══ GIVEN DATA ══

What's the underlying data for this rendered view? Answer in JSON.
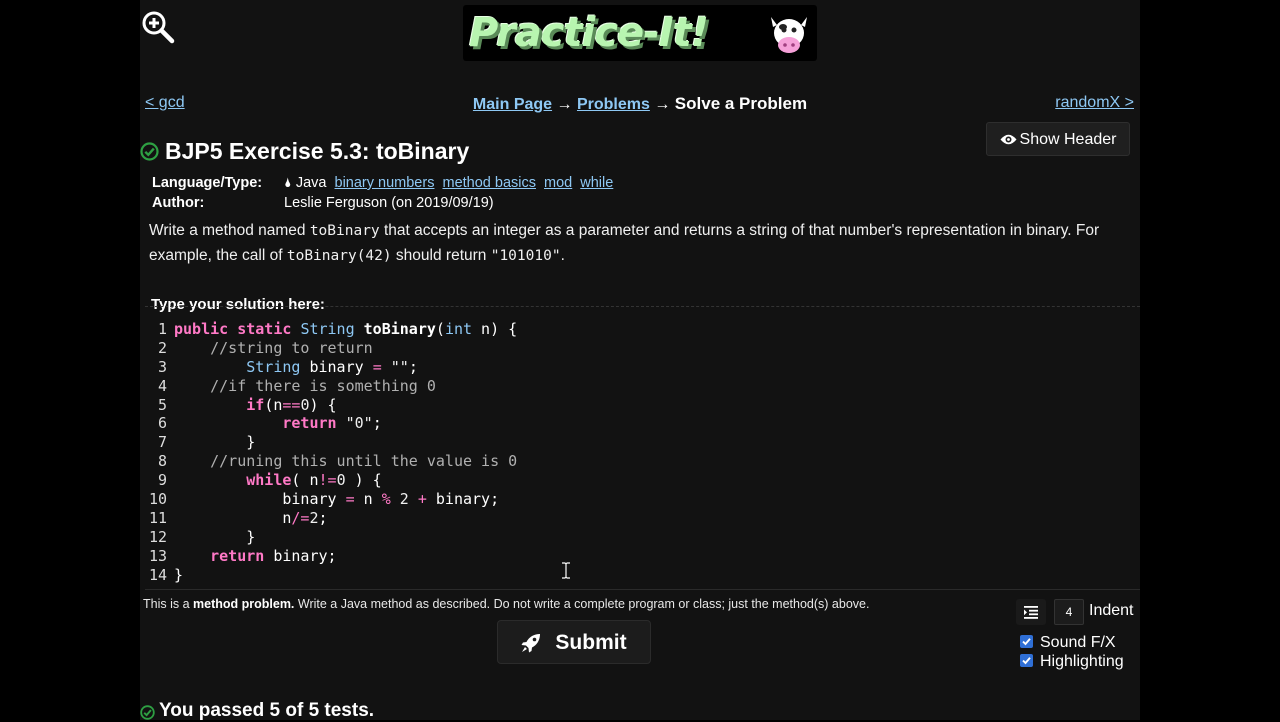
{
  "logo": {
    "text": "Practice-It!"
  },
  "nav": {
    "prev": "< gcd",
    "next": "randomX >",
    "breadcrumb": {
      "main": "Main Page",
      "sep": "→",
      "problems": "Problems",
      "current": "Solve a Problem"
    }
  },
  "show_header_label": "Show Header",
  "problem": {
    "title": "BJP5 Exercise 5.3: toBinary",
    "language_label": "Language/Type:",
    "language": "Java",
    "tags": [
      "binary numbers",
      "method basics",
      "mod",
      "while"
    ],
    "author_label": "Author:",
    "author": "Leslie Ferguson (on 2019/09/19)",
    "desc": {
      "p1": "Write a method named ",
      "c1": "toBinary",
      "p2": " that accepts an integer as a parameter and returns a string of that number's representation in binary. For example, the call of ",
      "c2": "toBinary(42)",
      "p3": " should return ",
      "c3": "\"101010\"",
      "p4": "."
    }
  },
  "editor": {
    "label": "Type your solution here:",
    "line_numbers": [
      "1",
      "2",
      "3",
      "4",
      "5",
      "6",
      "7",
      "8",
      "9",
      "10",
      "11",
      "12",
      "13",
      "14"
    ]
  },
  "note": {
    "pre": "This is a ",
    "bold": "method problem.",
    "post": " Write a Java method as described. Do not write a complete program or class; just the method(s) above."
  },
  "indent": {
    "value": "4",
    "label": "Indent"
  },
  "submit_label": "Submit",
  "options": {
    "sound": "Sound F/X",
    "highlighting": "Highlighting"
  },
  "result": "You passed 5 of 5 tests.",
  "colors": {
    "link": "#8ec8f4",
    "check": "#2ea043",
    "keyword": "#ff79c6",
    "type": "#8ec8f4",
    "checkbox": "#2f6fd6"
  }
}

═══

Return each line of the data, keeping its wording exact and omitting pictures.

## WRITTEN ANSWER
What's the underlying data for this rendered view? Answer in JSON.
{
  "logo": {
    "text": "Practice-It!"
  },
  "nav": {
    "prev": "< gcd",
    "next": "randomX >",
    "breadcrumb": {
      "main": "Main Page",
      "sep": "→",
      "problems": "Problems",
      "current": "Solve a Problem"
    }
  },
  "show_header_label": "Show Header",
  "problem": {
    "title": "BJP5 Exercise 5.3: toBinary",
    "language_label": "Language/Type:",
    "language": "Java",
    "tags": [
      "binary numbers",
      "method basics",
      "mod",
      "while"
    ],
    "author_label": "Author:",
    "author": "Leslie Ferguson (on 2019/09/19)",
    "desc": {
      "p1": "Write a method named ",
      "c1": "toBinary",
      "p2": " that accepts an integer as a parameter and returns a string of that number's representation in binary. For example, the call of ",
      "c2": "toBinary(42)",
      "p3": " should return ",
      "c3": "\"101010\"",
      "p4": "."
    }
  },
  "editor": {
    "label": "Type your solution here:",
    "line_numbers": [
      "1",
      "2",
      "3",
      "4",
      "5",
      "6",
      "7",
      "8",
      "9",
      "10",
      "11",
      "12",
      "13",
      "14"
    ]
  },
  "note": {
    "pre": "This is a ",
    "bold": "method problem.",
    "post": " Write a Java method as described. Do not write a complete program or class; just the method(s) above."
  },
  "indent": {
    "value": "4",
    "label": "Indent"
  },
  "submit_label": "Submit",
  "options": {
    "sound": "Sound F/X",
    "highlighting": "Highlighting"
  },
  "result": "You passed 5 of 5 tests.",
  "colors": {
    "link": "#8ec8f4",
    "check": "#2ea043",
    "keyword": "#ff79c6",
    "type": "#8ec8f4",
    "checkbox": "#2f6fd6"
  }
}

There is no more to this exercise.